Requirements: Show every line in the records below that contains the word "legend".

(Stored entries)

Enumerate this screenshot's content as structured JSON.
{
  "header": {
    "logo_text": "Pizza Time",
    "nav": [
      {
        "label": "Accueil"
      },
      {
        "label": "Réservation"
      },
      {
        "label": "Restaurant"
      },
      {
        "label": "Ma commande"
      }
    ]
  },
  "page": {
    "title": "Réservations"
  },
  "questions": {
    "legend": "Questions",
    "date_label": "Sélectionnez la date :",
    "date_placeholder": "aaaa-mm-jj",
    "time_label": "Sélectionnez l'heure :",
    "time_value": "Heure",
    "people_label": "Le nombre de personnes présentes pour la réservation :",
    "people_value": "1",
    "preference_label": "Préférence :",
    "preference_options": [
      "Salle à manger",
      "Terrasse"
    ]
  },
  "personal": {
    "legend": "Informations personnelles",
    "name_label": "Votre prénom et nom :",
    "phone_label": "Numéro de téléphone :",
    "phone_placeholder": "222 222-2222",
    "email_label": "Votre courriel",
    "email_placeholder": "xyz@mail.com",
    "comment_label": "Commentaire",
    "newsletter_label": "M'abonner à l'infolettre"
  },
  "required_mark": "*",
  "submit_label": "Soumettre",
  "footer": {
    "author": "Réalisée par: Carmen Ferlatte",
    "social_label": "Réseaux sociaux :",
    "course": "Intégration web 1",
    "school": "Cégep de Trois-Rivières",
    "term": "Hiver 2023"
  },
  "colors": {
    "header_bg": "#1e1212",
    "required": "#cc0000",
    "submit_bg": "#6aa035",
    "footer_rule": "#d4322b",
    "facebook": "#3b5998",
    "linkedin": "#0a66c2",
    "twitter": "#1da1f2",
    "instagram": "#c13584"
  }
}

Result of this exercise:
    "legend": "Questions",
    "legend": "Informations personnelles",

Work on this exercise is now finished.